▶ [Entries from a dataset]
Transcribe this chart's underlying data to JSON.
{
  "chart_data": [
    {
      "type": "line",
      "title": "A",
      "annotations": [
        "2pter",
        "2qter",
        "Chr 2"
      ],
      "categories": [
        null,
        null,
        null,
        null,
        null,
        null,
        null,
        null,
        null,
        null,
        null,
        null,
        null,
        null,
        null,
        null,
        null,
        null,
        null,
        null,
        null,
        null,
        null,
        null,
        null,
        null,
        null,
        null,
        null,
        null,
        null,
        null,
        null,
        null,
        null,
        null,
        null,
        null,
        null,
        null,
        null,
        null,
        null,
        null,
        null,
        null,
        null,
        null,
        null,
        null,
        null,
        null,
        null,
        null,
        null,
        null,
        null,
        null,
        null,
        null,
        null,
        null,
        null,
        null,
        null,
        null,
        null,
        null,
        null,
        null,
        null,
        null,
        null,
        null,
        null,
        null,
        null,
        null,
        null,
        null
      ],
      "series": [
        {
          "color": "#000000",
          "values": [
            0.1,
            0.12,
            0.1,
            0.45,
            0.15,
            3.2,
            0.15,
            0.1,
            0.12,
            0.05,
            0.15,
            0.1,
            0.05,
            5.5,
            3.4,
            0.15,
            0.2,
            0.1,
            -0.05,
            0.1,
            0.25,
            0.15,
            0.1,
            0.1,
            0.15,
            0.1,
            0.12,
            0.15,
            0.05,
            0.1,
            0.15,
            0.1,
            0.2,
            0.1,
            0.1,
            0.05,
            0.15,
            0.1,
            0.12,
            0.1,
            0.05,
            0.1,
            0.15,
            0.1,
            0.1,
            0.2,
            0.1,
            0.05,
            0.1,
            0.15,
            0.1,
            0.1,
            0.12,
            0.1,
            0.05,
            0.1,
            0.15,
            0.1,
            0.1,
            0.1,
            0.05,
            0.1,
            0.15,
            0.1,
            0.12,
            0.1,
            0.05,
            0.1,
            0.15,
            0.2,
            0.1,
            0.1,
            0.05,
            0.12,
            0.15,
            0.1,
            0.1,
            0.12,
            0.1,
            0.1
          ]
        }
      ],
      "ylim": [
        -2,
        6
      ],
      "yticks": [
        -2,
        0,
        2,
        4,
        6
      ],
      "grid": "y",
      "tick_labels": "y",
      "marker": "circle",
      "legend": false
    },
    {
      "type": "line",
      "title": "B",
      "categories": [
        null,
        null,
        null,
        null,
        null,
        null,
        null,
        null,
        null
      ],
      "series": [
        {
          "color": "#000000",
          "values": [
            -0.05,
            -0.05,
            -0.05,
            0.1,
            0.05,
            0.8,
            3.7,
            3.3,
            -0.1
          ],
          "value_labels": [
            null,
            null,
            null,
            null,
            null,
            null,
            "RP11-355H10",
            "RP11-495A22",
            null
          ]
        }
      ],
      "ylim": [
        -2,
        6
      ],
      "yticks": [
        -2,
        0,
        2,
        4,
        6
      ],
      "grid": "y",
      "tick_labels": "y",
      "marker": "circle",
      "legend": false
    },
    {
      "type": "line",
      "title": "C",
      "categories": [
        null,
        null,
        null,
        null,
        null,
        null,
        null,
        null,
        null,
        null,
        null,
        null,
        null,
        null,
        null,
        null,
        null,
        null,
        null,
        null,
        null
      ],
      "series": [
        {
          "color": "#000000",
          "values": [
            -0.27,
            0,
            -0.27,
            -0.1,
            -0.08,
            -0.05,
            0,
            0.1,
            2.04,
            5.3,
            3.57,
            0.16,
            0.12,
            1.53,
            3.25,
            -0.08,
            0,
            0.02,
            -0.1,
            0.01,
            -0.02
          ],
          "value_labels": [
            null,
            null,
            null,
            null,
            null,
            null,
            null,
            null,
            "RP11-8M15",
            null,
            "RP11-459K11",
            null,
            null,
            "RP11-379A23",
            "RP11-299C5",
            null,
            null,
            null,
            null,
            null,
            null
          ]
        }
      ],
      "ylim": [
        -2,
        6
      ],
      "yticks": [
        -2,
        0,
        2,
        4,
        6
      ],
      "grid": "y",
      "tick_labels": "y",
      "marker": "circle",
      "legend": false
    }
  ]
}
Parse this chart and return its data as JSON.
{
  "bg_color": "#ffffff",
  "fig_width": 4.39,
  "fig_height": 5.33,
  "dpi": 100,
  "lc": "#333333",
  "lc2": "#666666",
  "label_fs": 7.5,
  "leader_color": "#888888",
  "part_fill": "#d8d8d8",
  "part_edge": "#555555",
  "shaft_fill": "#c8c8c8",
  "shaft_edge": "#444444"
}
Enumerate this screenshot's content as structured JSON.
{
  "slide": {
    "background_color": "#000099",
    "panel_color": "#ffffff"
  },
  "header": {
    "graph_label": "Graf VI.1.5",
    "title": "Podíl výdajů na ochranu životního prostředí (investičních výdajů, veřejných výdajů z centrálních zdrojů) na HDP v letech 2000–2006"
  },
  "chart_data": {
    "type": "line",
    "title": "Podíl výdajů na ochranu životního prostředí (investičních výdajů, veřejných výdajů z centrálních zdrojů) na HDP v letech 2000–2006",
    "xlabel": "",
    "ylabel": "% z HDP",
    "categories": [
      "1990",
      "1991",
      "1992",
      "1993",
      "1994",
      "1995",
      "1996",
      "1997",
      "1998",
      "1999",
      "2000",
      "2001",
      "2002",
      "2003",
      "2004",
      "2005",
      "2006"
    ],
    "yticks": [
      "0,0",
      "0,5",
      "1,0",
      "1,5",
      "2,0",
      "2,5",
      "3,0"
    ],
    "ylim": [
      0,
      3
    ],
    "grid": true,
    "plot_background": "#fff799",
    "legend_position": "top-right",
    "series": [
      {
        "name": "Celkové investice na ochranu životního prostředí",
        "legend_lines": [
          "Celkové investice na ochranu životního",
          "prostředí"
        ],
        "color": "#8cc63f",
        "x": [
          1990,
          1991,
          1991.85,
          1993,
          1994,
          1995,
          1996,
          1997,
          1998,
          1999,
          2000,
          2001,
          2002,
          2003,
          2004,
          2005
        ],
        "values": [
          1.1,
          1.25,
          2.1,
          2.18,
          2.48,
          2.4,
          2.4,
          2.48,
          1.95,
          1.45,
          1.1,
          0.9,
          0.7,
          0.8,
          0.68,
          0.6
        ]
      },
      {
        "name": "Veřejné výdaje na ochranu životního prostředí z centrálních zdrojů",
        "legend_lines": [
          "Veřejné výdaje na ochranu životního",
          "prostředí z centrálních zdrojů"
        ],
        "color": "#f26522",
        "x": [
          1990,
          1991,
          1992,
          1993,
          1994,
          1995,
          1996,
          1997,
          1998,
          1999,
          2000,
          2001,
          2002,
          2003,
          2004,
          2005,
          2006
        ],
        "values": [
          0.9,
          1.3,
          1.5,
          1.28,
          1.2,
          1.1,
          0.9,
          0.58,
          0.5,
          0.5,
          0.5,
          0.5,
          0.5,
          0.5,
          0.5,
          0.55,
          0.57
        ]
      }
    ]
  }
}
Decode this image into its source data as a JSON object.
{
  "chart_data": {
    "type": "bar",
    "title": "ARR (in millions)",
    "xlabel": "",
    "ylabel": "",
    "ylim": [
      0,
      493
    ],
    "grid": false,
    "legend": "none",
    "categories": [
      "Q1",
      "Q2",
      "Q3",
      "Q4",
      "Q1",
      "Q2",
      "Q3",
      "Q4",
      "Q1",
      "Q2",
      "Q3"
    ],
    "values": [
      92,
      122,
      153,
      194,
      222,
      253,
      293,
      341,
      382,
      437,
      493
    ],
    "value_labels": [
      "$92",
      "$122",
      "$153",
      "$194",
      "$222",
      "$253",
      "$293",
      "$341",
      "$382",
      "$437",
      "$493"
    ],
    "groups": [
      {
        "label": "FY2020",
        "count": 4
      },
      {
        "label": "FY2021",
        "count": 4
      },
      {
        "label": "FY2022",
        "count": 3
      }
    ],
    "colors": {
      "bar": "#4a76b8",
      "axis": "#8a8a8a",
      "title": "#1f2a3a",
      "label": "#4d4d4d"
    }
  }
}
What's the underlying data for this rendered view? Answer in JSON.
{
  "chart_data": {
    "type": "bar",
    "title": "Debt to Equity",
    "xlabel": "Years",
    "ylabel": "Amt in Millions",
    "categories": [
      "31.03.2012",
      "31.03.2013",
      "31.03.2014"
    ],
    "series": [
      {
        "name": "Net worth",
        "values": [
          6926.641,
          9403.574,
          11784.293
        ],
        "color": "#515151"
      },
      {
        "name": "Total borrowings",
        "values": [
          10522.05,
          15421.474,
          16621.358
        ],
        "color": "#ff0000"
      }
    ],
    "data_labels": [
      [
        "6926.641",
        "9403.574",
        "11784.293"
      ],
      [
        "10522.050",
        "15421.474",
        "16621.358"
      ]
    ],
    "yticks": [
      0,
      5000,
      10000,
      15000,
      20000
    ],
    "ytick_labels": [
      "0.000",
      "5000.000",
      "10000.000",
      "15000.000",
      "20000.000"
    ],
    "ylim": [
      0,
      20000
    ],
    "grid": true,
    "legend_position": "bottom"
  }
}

▶ [YOUR OBJECTIVE]
Reproduce the records above exactly, starting with the line that contains "What's the underlying" and ending with the last line.

▶ [PROBLEM SOLUTION]
What's the underlying data for this rendered view? Answer in JSON.
{
  "chart_data": {
    "type": "bar",
    "title": "Debt to Equity",
    "xlabel": "Years",
    "ylabel": "Amt in Millions",
    "categories": [
      "31.03.2012",
      "31.03.2013",
      "31.03.2014"
    ],
    "series": [
      {
        "name": "Net worth",
        "values": [
          6926.641,
          9403.574,
          11784.293
        ],
        "color": "#515151"
      },
      {
        "name": "Total borrowings",
        "values": [
          10522.05,
          15421.474,
          16621.358
        ],
        "color": "#ff0000"
      }
    ],
    "data_labels": [
      [
        "6926.641",
        "9403.574",
        "11784.293"
      ],
      [
        "10522.050",
        "15421.474",
        "16621.358"
      ]
    ],
    "yticks": [
      0,
      5000,
      10000,
      15000,
      20000
    ],
    "ytick_labels": [
      "0.000",
      "5000.000",
      "10000.000",
      "15000.000",
      "20000.000"
    ],
    "ylim": [
      0,
      20000
    ],
    "grid": true,
    "legend_position": "bottom"
  }
}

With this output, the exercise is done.